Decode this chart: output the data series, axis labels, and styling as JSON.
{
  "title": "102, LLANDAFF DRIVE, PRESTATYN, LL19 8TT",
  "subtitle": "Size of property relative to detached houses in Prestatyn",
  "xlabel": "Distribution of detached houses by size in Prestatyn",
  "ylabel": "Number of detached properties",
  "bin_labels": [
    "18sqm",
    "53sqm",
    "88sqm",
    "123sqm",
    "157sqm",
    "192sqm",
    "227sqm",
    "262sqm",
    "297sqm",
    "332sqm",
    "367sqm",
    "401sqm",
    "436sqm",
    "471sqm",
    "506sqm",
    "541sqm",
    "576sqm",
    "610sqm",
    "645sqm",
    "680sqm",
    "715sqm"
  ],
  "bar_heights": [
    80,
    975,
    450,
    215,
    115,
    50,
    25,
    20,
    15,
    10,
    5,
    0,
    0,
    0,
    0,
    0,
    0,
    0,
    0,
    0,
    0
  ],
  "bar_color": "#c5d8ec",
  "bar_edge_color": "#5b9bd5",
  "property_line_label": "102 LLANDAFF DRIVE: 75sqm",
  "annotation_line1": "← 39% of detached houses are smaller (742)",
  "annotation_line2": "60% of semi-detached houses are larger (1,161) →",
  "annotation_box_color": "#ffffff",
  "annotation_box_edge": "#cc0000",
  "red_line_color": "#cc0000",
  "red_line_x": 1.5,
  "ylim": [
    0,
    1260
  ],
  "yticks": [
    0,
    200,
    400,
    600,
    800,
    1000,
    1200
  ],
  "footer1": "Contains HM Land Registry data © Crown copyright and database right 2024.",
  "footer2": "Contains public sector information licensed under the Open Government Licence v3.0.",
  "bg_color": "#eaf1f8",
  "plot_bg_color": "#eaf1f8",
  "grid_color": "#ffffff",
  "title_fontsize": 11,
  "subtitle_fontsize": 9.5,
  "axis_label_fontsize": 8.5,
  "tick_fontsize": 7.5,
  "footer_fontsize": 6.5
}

• • • •

= What the exercise asks =
All of the entries must be written out exactly as they stand.

= Correct output =
Decode this chart: output the data series, axis labels, and styling as JSON.
{
  "title": "102, LLANDAFF DRIVE, PRESTATYN, LL19 8TT",
  "subtitle": "Size of property relative to detached houses in Prestatyn",
  "xlabel": "Distribution of detached houses by size in Prestatyn",
  "ylabel": "Number of detached properties",
  "bin_labels": [
    "18sqm",
    "53sqm",
    "88sqm",
    "123sqm",
    "157sqm",
    "192sqm",
    "227sqm",
    "262sqm",
    "297sqm",
    "332sqm",
    "367sqm",
    "401sqm",
    "436sqm",
    "471sqm",
    "506sqm",
    "541sqm",
    "576sqm",
    "610sqm",
    "645sqm",
    "680sqm",
    "715sqm"
  ],
  "bar_heights": [
    80,
    975,
    450,
    215,
    115,
    50,
    25,
    20,
    15,
    10,
    5,
    0,
    0,
    0,
    0,
    0,
    0,
    0,
    0,
    0,
    0
  ],
  "bar_color": "#c5d8ec",
  "bar_edge_color": "#5b9bd5",
  "property_line_label": "102 LLANDAFF DRIVE: 75sqm",
  "annotation_line1": "← 39% of detached houses are smaller (742)",
  "annotation_line2": "60% of semi-detached houses are larger (1,161) →",
  "annotation_box_color": "#ffffff",
  "annotation_box_edge": "#cc0000",
  "red_line_color": "#cc0000",
  "red_line_x": 1.5,
  "ylim": [
    0,
    1260
  ],
  "yticks": [
    0,
    200,
    400,
    600,
    800,
    1000,
    1200
  ],
  "footer1": "Contains HM Land Registry data © Crown copyright and database right 2024.",
  "footer2": "Contains public sector information licensed under the Open Government Licence v3.0.",
  "bg_color": "#eaf1f8",
  "plot_bg_color": "#eaf1f8",
  "grid_color": "#ffffff",
  "title_fontsize": 11,
  "subtitle_fontsize": 9.5,
  "axis_label_fontsize": 8.5,
  "tick_fontsize": 7.5,
  "footer_fontsize": 6.5
}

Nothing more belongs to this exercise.